> [PROMPT] Reproduce each line exactly.

※

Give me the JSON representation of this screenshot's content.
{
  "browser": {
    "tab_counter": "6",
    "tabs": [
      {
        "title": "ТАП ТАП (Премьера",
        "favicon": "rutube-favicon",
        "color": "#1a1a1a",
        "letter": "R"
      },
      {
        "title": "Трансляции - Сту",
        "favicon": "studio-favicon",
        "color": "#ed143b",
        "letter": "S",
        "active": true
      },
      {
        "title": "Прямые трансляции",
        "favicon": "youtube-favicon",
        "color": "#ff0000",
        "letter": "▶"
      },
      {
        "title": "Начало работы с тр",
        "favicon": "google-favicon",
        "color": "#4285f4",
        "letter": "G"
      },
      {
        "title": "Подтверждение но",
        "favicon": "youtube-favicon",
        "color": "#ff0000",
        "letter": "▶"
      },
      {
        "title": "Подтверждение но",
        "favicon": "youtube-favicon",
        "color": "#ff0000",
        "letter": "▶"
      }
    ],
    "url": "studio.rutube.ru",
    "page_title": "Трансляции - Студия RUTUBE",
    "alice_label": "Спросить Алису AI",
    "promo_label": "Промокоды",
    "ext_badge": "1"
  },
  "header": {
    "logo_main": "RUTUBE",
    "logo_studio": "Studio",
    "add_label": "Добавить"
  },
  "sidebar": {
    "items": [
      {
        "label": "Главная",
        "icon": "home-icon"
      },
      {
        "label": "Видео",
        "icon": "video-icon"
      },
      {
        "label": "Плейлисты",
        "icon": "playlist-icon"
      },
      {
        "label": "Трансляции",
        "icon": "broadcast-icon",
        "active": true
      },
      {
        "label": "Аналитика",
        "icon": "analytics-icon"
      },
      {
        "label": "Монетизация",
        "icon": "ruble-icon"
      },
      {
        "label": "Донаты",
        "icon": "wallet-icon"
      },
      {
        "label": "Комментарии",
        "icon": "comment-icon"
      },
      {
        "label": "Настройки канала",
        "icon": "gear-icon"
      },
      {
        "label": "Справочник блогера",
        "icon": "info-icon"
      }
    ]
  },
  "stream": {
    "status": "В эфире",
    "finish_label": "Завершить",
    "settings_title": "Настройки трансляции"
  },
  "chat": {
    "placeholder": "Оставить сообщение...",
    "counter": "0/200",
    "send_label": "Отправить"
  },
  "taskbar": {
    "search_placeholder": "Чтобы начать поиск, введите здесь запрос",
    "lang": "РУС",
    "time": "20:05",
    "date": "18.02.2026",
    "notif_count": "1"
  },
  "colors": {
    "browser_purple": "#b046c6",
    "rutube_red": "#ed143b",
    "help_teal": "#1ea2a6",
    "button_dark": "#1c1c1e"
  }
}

※

> [RESULT BELOW]
Give me the JSON representation of this screenshot's content.
{
  "browser": {
    "tab_counter": "6",
    "tabs": [
      {
        "title": "ТАП ТАП (Премьера",
        "favicon": "rutube-favicon",
        "color": "#1a1a1a",
        "letter": "R"
      },
      {
        "title": "Трансляции - Сту",
        "favicon": "studio-favicon",
        "color": "#ed143b",
        "letter": "S",
        "active": true
      },
      {
        "title": "Прямые трансляции",
        "favicon": "youtube-favicon",
        "color": "#ff0000",
        "letter": "▶"
      },
      {
        "title": "Начало работы с тр",
        "favicon": "google-favicon",
        "color": "#4285f4",
        "letter": "G"
      },
      {
        "title": "Подтверждение но",
        "favicon": "youtube-favicon",
        "color": "#ff0000",
        "letter": "▶"
      },
      {
        "title": "Подтверждение но",
        "favicon": "youtube-favicon",
        "color": "#ff0000",
        "letter": "▶"
      }
    ],
    "url": "studio.rutube.ru",
    "page_title": "Трансляции - Студия RUTUBE",
    "alice_label": "Спросить Алису AI",
    "promo_label": "Промокоды",
    "ext_badge": "1"
  },
  "header": {
    "logo_main": "RUTUBE",
    "logo_studio": "Studio",
    "add_label": "Добавить"
  },
  "sidebar": {
    "items": [
      {
        "label": "Главная",
        "icon": "home-icon"
      },
      {
        "label": "Видео",
        "icon": "video-icon"
      },
      {
        "label": "Плейлисты",
        "icon": "playlist-icon"
      },
      {
        "label": "Трансляции",
        "icon": "broadcast-icon",
        "active": true
      },
      {
        "label": "Аналитика",
        "icon": "analytics-icon"
      },
      {
        "label": "Монетизация",
        "icon": "ruble-icon"
      },
      {
        "label": "Донаты",
        "icon": "wallet-icon"
      },
      {
        "label": "Комментарии",
        "icon": "comment-icon"
      },
      {
        "label": "Настройки канала",
        "icon": "gear-icon"
      },
      {
        "label": "Справочник блогера",
        "icon": "info-icon"
      }
    ]
  },
  "stream": {
    "status": "В эфире",
    "finish_label": "Завершить",
    "settings_title": "Настройки трансляции"
  },
  "chat": {
    "placeholder": "Оставить сообщение...",
    "counter": "0/200",
    "send_label": "Отправить"
  },
  "taskbar": {
    "search_placeholder": "Чтобы начать поиск, введите здесь запрос",
    "lang": "РУС",
    "time": "20:05",
    "date": "18.02.2026",
    "notif_count": "1"
  },
  "colors": {
    "browser_purple": "#b046c6",
    "rutube_red": "#ed143b",
    "help_teal": "#1ea2a6",
    "button_dark": "#1c1c1e"
  }
}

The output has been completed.